# Soal yang Diberikan 1
Menurut kutipan tentang hukum dan sosial di bawah ini, sebagai apakah teori hukum dilihat oleh pengacara konstitusional dan kriminal?

# Kutipan Terpilih
★ ★ ★ ★
Hukum dan Sosial

BAB I
PENDAHULUAN

Dalam bentuk idealisme sosiologis yang lebih modern, teori hukum sudah tidak lagi dilihat sebagai sebuah cabang persoalan yang berada dibawah naungan filsafat, namun sudah independen muncul dalam studi hukum yang seringkali lebih karena persoalan praktikal yang harus segera diselesaikan. Dalam hal ini metodologi yang dibentuk sudah tidak lagi mengandalkan deduksi pada tesis-tesis filsafat sebelumnya, namun lebih pada bagaimana interaksi hukum dalam pandangan yang lebih multidisipliner. Bagi pengacara sipil, ini adalah persoalan mendamaikan konflik kepentingan untuk menemukan suatu keseimbangan keadilan. Sedang pengacara konstitusional dan kriminal lebih melihat teori hukum sebagai relasi antara otoritas dengan subjek, antara komunitas dengan individual. Dan biasanya jawabannya adalah pada tindak subordinasi dari satu ke yang lain, bukan pada penyelesaian konflik kepentingan.

Untuk membentuk suatu formulasi hukum yang baku, yang di dalamnya mampu mendamaikan berbagai konflik kepentingan, dimana upaya-upaya ini mengharuskan eksponensinya untuk menyadari perubahan sosial, dan menetralkan hukum dari kuasa politik. menemukan titik kesetimbangan hukum berarti menghilangkan sepenuhnya bentuk justifikasi parsial, dan mencoba menemukan suatu rumusan ideal dalam kasus-kasus dan fakta hukum. Hak individu, keterjaminan properti, kebebasan dalam bertetangga, semuanya harus seimbang. Dan kepentingan publik menjadi salah satu faktor yang harus dipertimbangkan. 
Dalam pandangan Kelsen, hukum harus memiliki satu titik tolak yang formal, dan pertimbangan yang ada di dalamnya terhubung dengan berbagai faktor sosial, termasuk kepentingan politik tertentu. Pandangan seperti ini cukup tenar dulunya, lalu kemudian berubah pada bentuk pengacara yang harus netral dari berbagai kepentingan politik. 
Dalam uraian selanjutnya akan merincikan berbagai tipologi teori hukum, sebagian besar senada, namun beberapa sedikit berbeda pada struktur teknis legal antara aliran kontinental dengan anglo-saxon. Yang sedikit banyak berkembang pada 2 dekade akhir abad ke 20.
★ ★ ★ ★
# Soal yang Diberikan 2
Tuliskan kembali seluruh baris daftar koordinat kotak di bawah ini tanpa perubahan sedikit pun. Jangan sertakan gambar dalam jawaban.

(Daftar koordinat kotak)
★ ★ ★ ★
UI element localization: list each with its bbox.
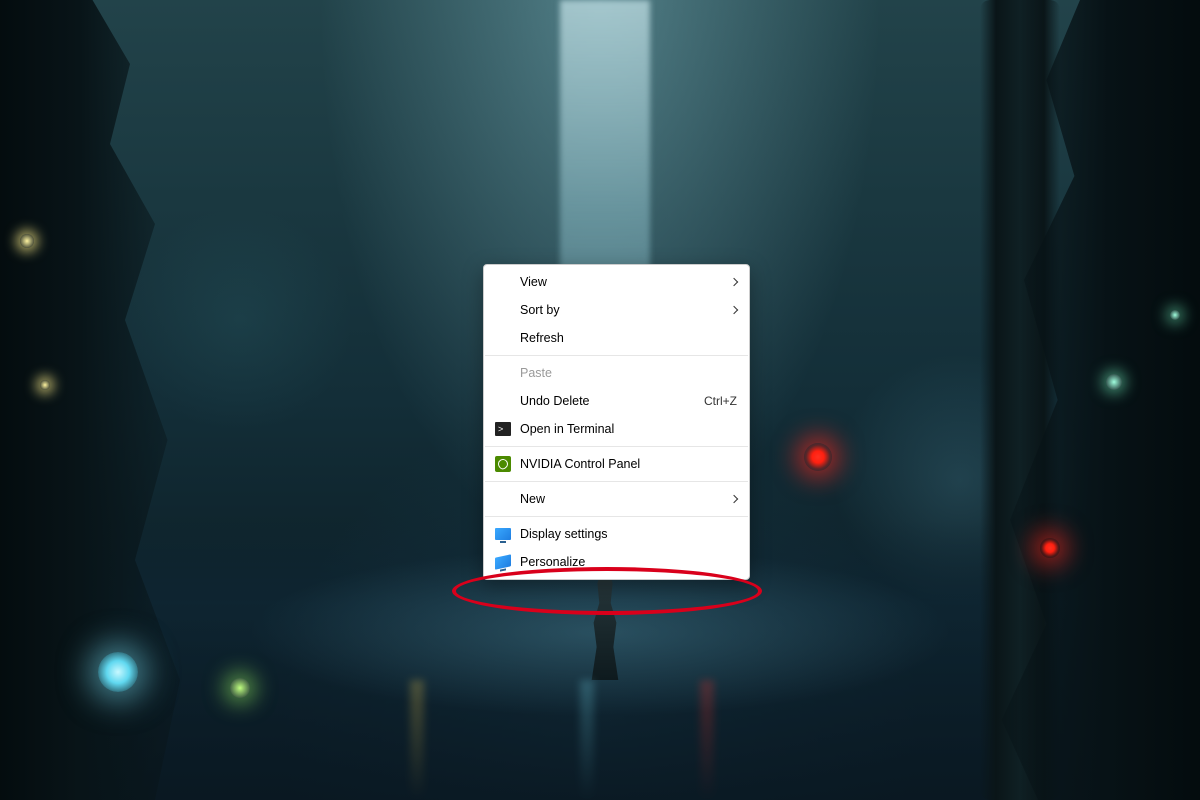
menu-item-label: Paste	[520, 366, 737, 380]
menu-item-view[interactable]: View	[484, 268, 749, 296]
menu-item-label: Sort by	[520, 303, 723, 317]
menu-item-label: Open in Terminal	[520, 422, 737, 436]
menu-item-personalize[interactable]: Personalize	[484, 548, 749, 576]
monitor-icon	[494, 525, 512, 543]
nvidia-icon	[494, 455, 512, 473]
menu-item-display-settings[interactable]: Display settings	[484, 520, 749, 548]
menu-separator	[485, 481, 748, 482]
menu-item-label: Personalize	[520, 555, 737, 569]
menu-item-new[interactable]: New	[484, 485, 749, 513]
menu-item-refresh[interactable]: Refresh	[484, 324, 749, 352]
monitor-icon	[494, 553, 512, 571]
menu-item-shortcut: Ctrl+Z	[704, 394, 737, 408]
menu-item-label: Undo Delete	[520, 394, 692, 408]
menu-item-label: View	[520, 275, 723, 289]
menu-separator	[485, 446, 748, 447]
menu-item-label: NVIDIA Control Panel	[520, 457, 737, 471]
menu-item-nvidia-control-panel[interactable]: NVIDIA Control Panel	[484, 450, 749, 478]
menu-separator	[485, 355, 748, 356]
terminal-icon	[494, 420, 512, 438]
menu-item-label: New	[520, 492, 723, 506]
chevron-right-icon	[730, 495, 738, 503]
menu-item-sort-by[interactable]: Sort by	[484, 296, 749, 324]
menu-item-label: Display settings	[520, 527, 737, 541]
chevron-right-icon	[730, 278, 738, 286]
menu-separator	[485, 516, 748, 517]
menu-item-undo-delete[interactable]: Undo Delete Ctrl+Z	[484, 387, 749, 415]
menu-item-paste: Paste	[484, 359, 749, 387]
chevron-right-icon	[730, 306, 738, 314]
menu-item-label: Refresh	[520, 331, 737, 345]
desktop-context-menu: View Sort by Refresh Paste Undo Delete C…	[483, 264, 750, 580]
menu-item-open-terminal[interactable]: Open in Terminal	[484, 415, 749, 443]
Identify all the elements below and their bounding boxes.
★ ★ ★ ★
# Penyelesaian Soal 1
Sebagai relasi antara otoritas dengan subjek, antara komunitas dengan individual.

# Penyelesaian Soal 2
UI element localization: list each with its bbox.
menu-item-label: Paste	[520, 366, 737, 380]
menu-item-view[interactable]: View	[484, 268, 749, 296]
menu-item-label: Sort by	[520, 303, 723, 317]
menu-item-label: Open in Terminal	[520, 422, 737, 436]
menu-item-personalize[interactable]: Personalize	[484, 548, 749, 576]
monitor-icon	[494, 525, 512, 543]
nvidia-icon	[494, 455, 512, 473]
menu-item-display-settings[interactable]: Display settings	[484, 520, 749, 548]
menu-separator	[485, 481, 748, 482]
menu-item-label: Personalize	[520, 555, 737, 569]
menu-item-new[interactable]: New	[484, 485, 749, 513]
menu-item-refresh[interactable]: Refresh	[484, 324, 749, 352]
monitor-icon	[494, 553, 512, 571]
menu-item-shortcut: Ctrl+Z	[704, 394, 737, 408]
menu-item-label: Undo Delete	[520, 394, 692, 408]
menu-item-label: View	[520, 275, 723, 289]
menu-separator	[485, 446, 748, 447]
menu-item-label: NVIDIA Control Panel	[520, 457, 737, 471]
menu-item-nvidia-control-panel[interactable]: NVIDIA Control Panel	[484, 450, 749, 478]
menu-separator	[485, 355, 748, 356]
terminal-icon	[494, 420, 512, 438]
menu-item-label: New	[520, 492, 723, 506]
chevron-right-icon	[730, 495, 738, 503]
menu-item-sort-by[interactable]: Sort by	[484, 296, 749, 324]
menu-item-label: Display settings	[520, 527, 737, 541]
chevron-right-icon	[730, 278, 738, 286]
menu-separator	[485, 516, 748, 517]
menu-item-undo-delete[interactable]: Undo Delete Ctrl+Z	[484, 387, 749, 415]
menu-item-paste: Paste	[484, 359, 749, 387]
chevron-right-icon	[730, 306, 738, 314]
menu-item-label: Refresh	[520, 331, 737, 345]
desktop-context-menu: View Sort by Refresh Paste Undo Delete C…	[483, 264, 750, 580]
menu-item-open-terminal[interactable]: Open in Terminal	[484, 415, 749, 443]
Identify all the elements below and their bounding boxes.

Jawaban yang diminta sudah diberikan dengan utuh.